• Aim of the task: Find each line holding the word "BASTEN" and give the number of such lines, nothing else.

• Material supplied:
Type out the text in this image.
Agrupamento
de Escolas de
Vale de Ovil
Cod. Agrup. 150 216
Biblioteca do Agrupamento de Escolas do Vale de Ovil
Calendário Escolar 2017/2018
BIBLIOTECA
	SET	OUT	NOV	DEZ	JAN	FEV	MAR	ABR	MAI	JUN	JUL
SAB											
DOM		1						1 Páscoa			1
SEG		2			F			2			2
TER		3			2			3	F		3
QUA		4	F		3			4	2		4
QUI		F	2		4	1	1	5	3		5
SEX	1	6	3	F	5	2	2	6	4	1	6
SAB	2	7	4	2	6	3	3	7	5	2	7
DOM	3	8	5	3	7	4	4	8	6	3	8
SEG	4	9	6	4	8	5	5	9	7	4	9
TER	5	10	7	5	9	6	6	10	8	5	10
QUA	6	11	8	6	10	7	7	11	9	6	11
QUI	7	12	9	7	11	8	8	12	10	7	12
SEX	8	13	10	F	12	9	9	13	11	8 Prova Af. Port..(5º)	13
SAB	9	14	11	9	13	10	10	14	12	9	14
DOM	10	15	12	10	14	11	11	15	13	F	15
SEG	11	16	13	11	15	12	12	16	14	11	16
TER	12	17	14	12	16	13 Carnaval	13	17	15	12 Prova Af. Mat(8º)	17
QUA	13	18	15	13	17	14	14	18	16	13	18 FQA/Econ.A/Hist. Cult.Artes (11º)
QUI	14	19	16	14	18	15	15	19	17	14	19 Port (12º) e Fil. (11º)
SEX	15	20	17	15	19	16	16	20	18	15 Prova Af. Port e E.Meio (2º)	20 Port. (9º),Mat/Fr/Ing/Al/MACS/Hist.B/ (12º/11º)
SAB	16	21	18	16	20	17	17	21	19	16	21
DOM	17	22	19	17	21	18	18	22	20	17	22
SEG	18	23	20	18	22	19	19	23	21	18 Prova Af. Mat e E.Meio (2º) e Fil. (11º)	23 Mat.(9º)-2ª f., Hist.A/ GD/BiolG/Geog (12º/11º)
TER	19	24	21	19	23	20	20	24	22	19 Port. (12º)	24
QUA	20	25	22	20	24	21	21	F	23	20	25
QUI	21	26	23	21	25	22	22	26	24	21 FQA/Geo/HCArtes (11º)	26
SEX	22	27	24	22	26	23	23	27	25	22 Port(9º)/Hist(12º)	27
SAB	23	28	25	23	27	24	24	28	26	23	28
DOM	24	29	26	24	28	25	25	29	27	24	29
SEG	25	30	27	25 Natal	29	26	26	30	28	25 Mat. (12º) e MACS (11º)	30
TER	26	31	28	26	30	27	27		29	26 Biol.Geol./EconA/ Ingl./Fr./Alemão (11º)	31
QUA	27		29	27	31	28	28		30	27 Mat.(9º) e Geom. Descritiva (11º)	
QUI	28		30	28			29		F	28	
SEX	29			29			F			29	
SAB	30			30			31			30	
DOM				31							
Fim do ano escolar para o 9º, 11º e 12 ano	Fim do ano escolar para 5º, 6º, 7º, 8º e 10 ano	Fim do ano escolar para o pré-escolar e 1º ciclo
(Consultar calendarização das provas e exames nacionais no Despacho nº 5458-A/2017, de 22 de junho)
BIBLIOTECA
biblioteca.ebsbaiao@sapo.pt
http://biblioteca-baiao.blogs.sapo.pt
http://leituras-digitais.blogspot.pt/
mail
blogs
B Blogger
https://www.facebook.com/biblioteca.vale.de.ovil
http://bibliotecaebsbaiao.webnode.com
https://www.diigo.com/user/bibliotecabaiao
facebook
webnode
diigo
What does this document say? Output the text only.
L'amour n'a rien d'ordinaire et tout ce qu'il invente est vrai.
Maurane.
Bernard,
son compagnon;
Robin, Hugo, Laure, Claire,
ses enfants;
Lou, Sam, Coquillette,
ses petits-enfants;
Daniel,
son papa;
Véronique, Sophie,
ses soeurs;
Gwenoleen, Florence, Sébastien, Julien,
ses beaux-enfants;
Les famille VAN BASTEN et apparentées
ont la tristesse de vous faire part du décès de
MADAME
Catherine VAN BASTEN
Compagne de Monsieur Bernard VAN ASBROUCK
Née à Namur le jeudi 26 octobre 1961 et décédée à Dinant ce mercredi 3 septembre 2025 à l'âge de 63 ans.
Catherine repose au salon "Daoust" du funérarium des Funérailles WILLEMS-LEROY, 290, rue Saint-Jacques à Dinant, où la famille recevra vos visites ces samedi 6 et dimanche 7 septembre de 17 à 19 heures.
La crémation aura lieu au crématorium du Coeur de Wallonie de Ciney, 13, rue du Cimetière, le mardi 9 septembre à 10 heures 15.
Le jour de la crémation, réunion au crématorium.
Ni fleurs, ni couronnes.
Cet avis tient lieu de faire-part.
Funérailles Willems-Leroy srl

• Result for this exercise: 2